What you should do: The records below must be duplicated exactly, character for character.

Listed records:
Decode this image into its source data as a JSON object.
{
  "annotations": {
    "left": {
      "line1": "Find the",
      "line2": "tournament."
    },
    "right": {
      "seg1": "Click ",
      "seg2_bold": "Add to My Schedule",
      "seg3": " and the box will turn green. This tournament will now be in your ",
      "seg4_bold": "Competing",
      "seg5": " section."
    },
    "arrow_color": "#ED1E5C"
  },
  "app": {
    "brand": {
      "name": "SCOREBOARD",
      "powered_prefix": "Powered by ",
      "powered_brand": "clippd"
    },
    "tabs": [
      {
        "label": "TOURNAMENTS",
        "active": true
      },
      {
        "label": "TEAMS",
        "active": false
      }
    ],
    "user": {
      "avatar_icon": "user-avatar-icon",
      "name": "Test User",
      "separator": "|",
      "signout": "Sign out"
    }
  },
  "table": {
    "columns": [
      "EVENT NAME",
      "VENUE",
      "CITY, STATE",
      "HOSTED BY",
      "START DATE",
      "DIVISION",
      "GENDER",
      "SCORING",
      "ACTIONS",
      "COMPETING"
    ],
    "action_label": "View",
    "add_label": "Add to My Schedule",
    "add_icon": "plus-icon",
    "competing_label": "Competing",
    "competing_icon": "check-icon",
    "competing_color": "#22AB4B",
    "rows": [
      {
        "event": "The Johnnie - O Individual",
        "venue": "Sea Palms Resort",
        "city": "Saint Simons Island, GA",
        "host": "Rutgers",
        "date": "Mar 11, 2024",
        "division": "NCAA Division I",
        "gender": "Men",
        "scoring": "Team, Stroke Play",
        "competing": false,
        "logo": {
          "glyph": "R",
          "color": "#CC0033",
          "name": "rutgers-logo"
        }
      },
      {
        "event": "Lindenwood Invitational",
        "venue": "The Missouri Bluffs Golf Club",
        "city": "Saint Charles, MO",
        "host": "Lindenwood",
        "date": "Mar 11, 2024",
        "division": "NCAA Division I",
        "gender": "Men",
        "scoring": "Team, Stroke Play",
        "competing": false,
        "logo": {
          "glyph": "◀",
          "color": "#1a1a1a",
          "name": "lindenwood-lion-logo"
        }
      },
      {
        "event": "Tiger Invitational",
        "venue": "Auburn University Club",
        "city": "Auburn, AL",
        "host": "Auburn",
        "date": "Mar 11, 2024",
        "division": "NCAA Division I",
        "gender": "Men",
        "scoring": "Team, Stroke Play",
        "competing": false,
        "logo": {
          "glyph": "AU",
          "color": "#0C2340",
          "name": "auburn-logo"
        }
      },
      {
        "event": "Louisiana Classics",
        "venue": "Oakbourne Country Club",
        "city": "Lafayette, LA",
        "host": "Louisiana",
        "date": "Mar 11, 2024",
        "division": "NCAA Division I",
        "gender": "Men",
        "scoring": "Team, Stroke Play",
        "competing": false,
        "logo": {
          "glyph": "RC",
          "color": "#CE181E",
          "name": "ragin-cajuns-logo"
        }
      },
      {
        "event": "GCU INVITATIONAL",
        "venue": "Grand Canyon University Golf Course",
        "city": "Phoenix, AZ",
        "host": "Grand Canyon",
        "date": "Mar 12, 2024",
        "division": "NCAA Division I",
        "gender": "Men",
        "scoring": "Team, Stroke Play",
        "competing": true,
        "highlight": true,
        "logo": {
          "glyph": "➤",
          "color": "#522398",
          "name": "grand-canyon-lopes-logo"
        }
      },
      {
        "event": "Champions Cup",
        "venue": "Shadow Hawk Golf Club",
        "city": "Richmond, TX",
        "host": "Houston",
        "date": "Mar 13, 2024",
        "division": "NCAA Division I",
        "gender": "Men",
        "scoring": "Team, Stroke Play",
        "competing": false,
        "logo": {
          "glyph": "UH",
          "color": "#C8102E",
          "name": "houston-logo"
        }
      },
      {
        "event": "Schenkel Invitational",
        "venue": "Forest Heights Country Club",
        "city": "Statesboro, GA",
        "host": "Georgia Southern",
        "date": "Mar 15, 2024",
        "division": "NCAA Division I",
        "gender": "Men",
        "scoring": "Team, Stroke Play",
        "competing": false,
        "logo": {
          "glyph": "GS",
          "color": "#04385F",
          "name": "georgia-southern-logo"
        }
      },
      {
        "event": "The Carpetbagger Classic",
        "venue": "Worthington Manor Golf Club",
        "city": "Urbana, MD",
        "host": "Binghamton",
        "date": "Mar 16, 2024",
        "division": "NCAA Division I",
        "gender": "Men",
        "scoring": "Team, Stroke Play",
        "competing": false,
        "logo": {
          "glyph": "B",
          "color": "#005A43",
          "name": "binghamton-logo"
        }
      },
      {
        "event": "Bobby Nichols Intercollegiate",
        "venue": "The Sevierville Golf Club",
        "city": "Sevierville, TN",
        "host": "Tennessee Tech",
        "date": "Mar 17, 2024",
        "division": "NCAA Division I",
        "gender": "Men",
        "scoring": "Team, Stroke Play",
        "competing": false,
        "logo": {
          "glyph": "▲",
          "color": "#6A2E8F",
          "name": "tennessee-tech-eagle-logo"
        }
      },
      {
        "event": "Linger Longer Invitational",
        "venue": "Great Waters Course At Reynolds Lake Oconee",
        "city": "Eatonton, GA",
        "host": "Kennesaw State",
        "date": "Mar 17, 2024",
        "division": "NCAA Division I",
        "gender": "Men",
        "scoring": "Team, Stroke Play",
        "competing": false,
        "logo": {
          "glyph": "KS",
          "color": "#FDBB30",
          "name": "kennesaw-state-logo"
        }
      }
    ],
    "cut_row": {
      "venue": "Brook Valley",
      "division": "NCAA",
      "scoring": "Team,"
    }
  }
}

Solution to this task:
Decode this image into its source data as a JSON object.
{
  "annotations": {
    "left": {
      "line1": "Find the",
      "line2": "tournament."
    },
    "right": {
      "seg1": "Click ",
      "seg2_bold": "Add to My Schedule",
      "seg3": " and the box will turn green. This tournament will now be in your ",
      "seg4_bold": "Competing",
      "seg5": " section."
    },
    "arrow_color": "#ED1E5C"
  },
  "app": {
    "brand": {
      "name": "SCOREBOARD",
      "powered_prefix": "Powered by ",
      "powered_brand": "clippd"
    },
    "tabs": [
      {
        "label": "TOURNAMENTS",
        "active": true
      },
      {
        "label": "TEAMS",
        "active": false
      }
    ],
    "user": {
      "avatar_icon": "user-avatar-icon",
      "name": "Test User",
      "separator": "|",
      "signout": "Sign out"
    }
  },
  "table": {
    "columns": [
      "EVENT NAME",
      "VENUE",
      "CITY, STATE",
      "HOSTED BY",
      "START DATE",
      "DIVISION",
      "GENDER",
      "SCORING",
      "ACTIONS",
      "COMPETING"
    ],
    "action_label": "View",
    "add_label": "Add to My Schedule",
    "add_icon": "plus-icon",
    "competing_label": "Competing",
    "competing_icon": "check-icon",
    "competing_color": "#22AB4B",
    "rows": [
      {
        "event": "The Johnnie - O Individual",
        "venue": "Sea Palms Resort",
        "city": "Saint Simons Island, GA",
        "host": "Rutgers",
        "date": "Mar 11, 2024",
        "division": "NCAA Division I",
        "gender": "Men",
        "scoring": "Team, Stroke Play",
        "competing": false,
        "logo": {
          "glyph": "R",
          "color": "#CC0033",
          "name": "rutgers-logo"
        }
      },
      {
        "event": "Lindenwood Invitational",
        "venue": "The Missouri Bluffs Golf Club",
        "city": "Saint Charles, MO",
        "host": "Lindenwood",
        "date": "Mar 11, 2024",
        "division": "NCAA Division I",
        "gender": "Men",
        "scoring": "Team, Stroke Play",
        "competing": false,
        "logo": {
          "glyph": "◀",
          "color": "#1a1a1a",
          "name": "lindenwood-lion-logo"
        }
      },
      {
        "event": "Tiger Invitational",
        "venue": "Auburn University Club",
        "city": "Auburn, AL",
        "host": "Auburn",
        "date": "Mar 11, 2024",
        "division": "NCAA Division I",
        "gender": "Men",
        "scoring": "Team, Stroke Play",
        "competing": false,
        "logo": {
          "glyph": "AU",
          "color": "#0C2340",
          "name": "auburn-logo"
        }
      },
      {
        "event": "Louisiana Classics",
        "venue": "Oakbourne Country Club",
        "city": "Lafayette, LA",
        "host": "Louisiana",
        "date": "Mar 11, 2024",
        "division": "NCAA Division I",
        "gender": "Men",
        "scoring": "Team, Stroke Play",
        "competing": false,
        "logo": {
          "glyph": "RC",
          "color": "#CE181E",
          "name": "ragin-cajuns-logo"
        }
      },
      {
        "event": "GCU INVITATIONAL",
        "venue": "Grand Canyon University Golf Course",
        "city": "Phoenix, AZ",
        "host": "Grand Canyon",
        "date": "Mar 12, 2024",
        "division": "NCAA Division I",
        "gender": "Men",
        "scoring": "Team, Stroke Play",
        "competing": true,
        "highlight": true,
        "logo": {
          "glyph": "➤",
          "color": "#522398",
          "name": "grand-canyon-lopes-logo"
        }
      },
      {
        "event": "Champions Cup",
        "venue": "Shadow Hawk Golf Club",
        "city": "Richmond, TX",
        "host": "Houston",
        "date": "Mar 13, 2024",
        "division": "NCAA Division I",
        "gender": "Men",
        "scoring": "Team, Stroke Play",
        "competing": false,
        "logo": {
          "glyph": "UH",
          "color": "#C8102E",
          "name": "houston-logo"
        }
      },
      {
        "event": "Schenkel Invitational",
        "venue": "Forest Heights Country Club",
        "city": "Statesboro, GA",
        "host": "Georgia Southern",
        "date": "Mar 15, 2024",
        "division": "NCAA Division I",
        "gender": "Men",
        "scoring": "Team, Stroke Play",
        "competing": false,
        "logo": {
          "glyph": "GS",
          "color": "#04385F",
          "name": "georgia-southern-logo"
        }
      },
      {
        "event": "The Carpetbagger Classic",
        "venue": "Worthington Manor Golf Club",
        "city": "Urbana, MD",
        "host": "Binghamton",
        "date": "Mar 16, 2024",
        "division": "NCAA Division I",
        "gender": "Men",
        "scoring": "Team, Stroke Play",
        "competing": false,
        "logo": {
          "glyph": "B",
          "color": "#005A43",
          "name": "binghamton-logo"
        }
      },
      {
        "event": "Bobby Nichols Intercollegiate",
        "venue": "The Sevierville Golf Club",
        "city": "Sevierville, TN",
        "host": "Tennessee Tech",
        "date": "Mar 17, 2024",
        "division": "NCAA Division I",
        "gender": "Men",
        "scoring": "Team, Stroke Play",
        "competing": false,
        "logo": {
          "glyph": "▲",
          "color": "#6A2E8F",
          "name": "tennessee-tech-eagle-logo"
        }
      },
      {
        "event": "Linger Longer Invitational",
        "venue": "Great Waters Course At Reynolds Lake Oconee",
        "city": "Eatonton, GA",
        "host": "Kennesaw State",
        "date": "Mar 17, 2024",
        "division": "NCAA Division I",
        "gender": "Men",
        "scoring": "Team, Stroke Play",
        "competing": false,
        "logo": {
          "glyph": "KS",
          "color": "#FDBB30",
          "name": "kennesaw-state-logo"
        }
      }
    ],
    "cut_row": {
      "venue": "Brook Valley",
      "division": "NCAA",
      "scoring": "Team,"
    }
  }
}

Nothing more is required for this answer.